■ What needs to be done:
Repeat, exactly and completely, the material that follows. Omit the pictures.

■ Entries provided:
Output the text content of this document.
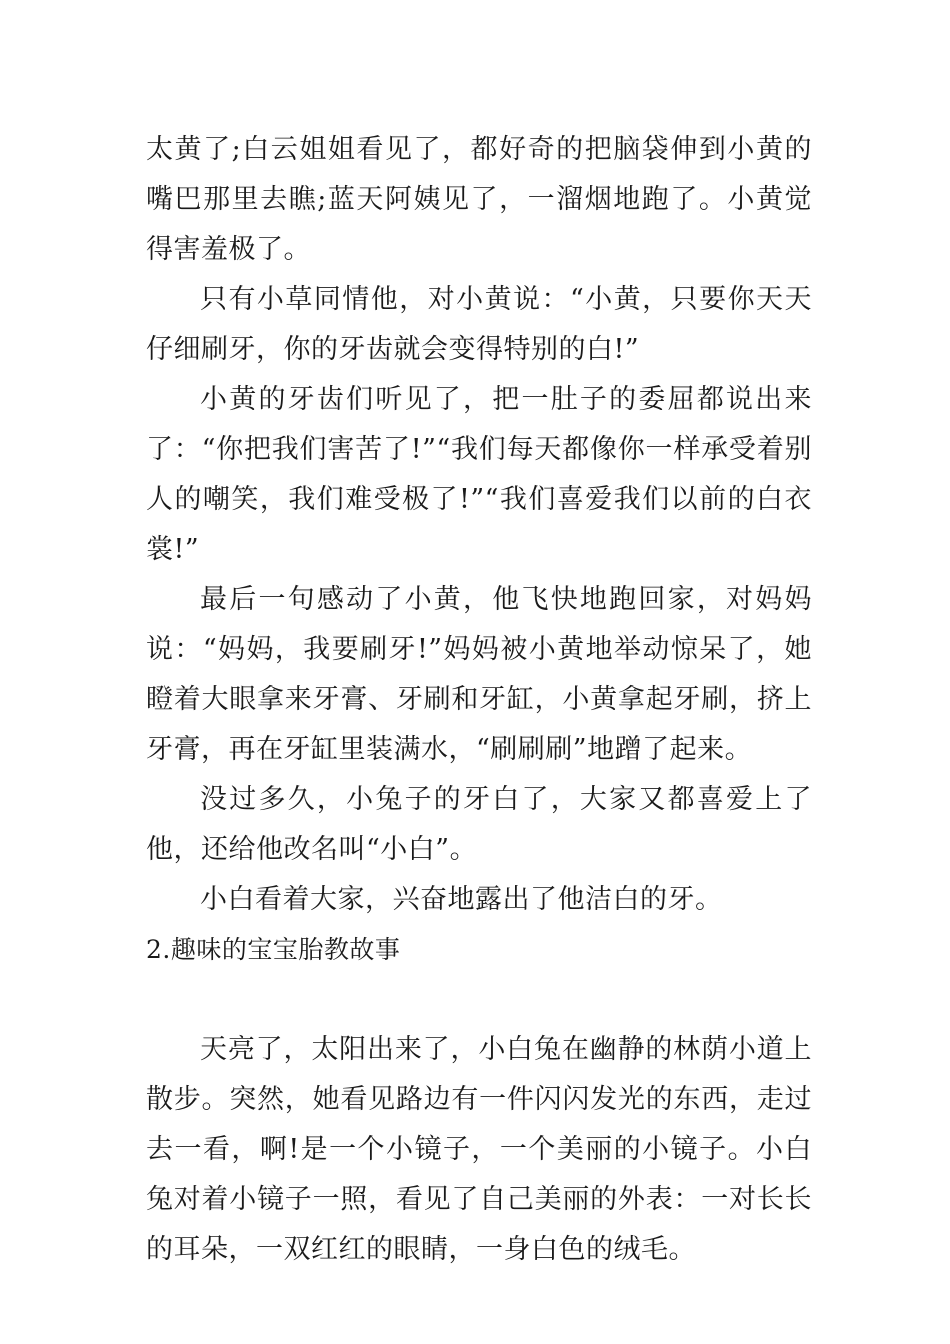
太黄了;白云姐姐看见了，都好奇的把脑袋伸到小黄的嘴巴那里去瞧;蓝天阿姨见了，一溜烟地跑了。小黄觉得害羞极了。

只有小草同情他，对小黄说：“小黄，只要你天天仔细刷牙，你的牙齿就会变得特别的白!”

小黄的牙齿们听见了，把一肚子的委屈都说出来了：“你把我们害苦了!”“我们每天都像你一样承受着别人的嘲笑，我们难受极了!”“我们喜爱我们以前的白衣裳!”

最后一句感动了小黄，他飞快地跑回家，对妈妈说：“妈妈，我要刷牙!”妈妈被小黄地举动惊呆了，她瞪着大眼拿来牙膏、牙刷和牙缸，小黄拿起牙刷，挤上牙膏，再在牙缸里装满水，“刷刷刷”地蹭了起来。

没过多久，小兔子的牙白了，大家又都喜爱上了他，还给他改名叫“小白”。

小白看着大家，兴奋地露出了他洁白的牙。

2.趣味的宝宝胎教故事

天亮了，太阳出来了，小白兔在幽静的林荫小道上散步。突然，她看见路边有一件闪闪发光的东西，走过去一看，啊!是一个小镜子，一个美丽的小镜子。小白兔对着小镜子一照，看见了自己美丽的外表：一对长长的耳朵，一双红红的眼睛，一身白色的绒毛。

■ The answer:
Output the text content of this document.
太黄了;白云姐姐看见了，都好奇的把脑袋伸到小黄的嘴巴那里去瞧;蓝天阿姨见了，一溜烟地跑了。小黄觉得害羞极了。

只有小草同情他，对小黄说：“小黄，只要你天天仔细刷牙，你的牙齿就会变得特别的白!”

小黄的牙齿们听见了，把一肚子的委屈都说出来了：“你把我们害苦了!”“我们每天都像你一样承受着别人的嘲笑，我们难受极了!”“我们喜爱我们以前的白衣裳!”

最后一句感动了小黄，他飞快地跑回家，对妈妈说：“妈妈，我要刷牙!”妈妈被小黄地举动惊呆了，她瞪着大眼拿来牙膏、牙刷和牙缸，小黄拿起牙刷，挤上牙膏，再在牙缸里装满水，“刷刷刷”地蹭了起来。

没过多久，小兔子的牙白了，大家又都喜爱上了他，还给他改名叫“小白”。

小白看着大家，兴奋地露出了他洁白的牙。

2.趣味的宝宝胎教故事

天亮了，太阳出来了，小白兔在幽静的林荫小道上散步。突然，她看见路边有一件闪闪发光的东西，走过去一看，啊!是一个小镜子，一个美丽的小镜子。小白兔对着小镜子一照，看见了自己美丽的外表：一对长长的耳朵，一双红红的眼睛，一身白色的绒毛。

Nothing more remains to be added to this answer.